Written request
Pick every line from the data that holds the word "Share".

Material to process
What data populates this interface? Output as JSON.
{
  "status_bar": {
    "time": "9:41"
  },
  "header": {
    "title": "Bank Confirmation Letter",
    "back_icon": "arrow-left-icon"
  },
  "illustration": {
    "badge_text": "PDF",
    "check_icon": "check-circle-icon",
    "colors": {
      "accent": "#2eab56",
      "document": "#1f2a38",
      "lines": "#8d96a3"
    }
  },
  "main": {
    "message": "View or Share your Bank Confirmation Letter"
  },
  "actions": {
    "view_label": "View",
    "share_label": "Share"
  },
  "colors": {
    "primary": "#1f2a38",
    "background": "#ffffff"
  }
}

The response
    "message": "View or Share your Bank Confirmation Letter"
    "share_label": "Share"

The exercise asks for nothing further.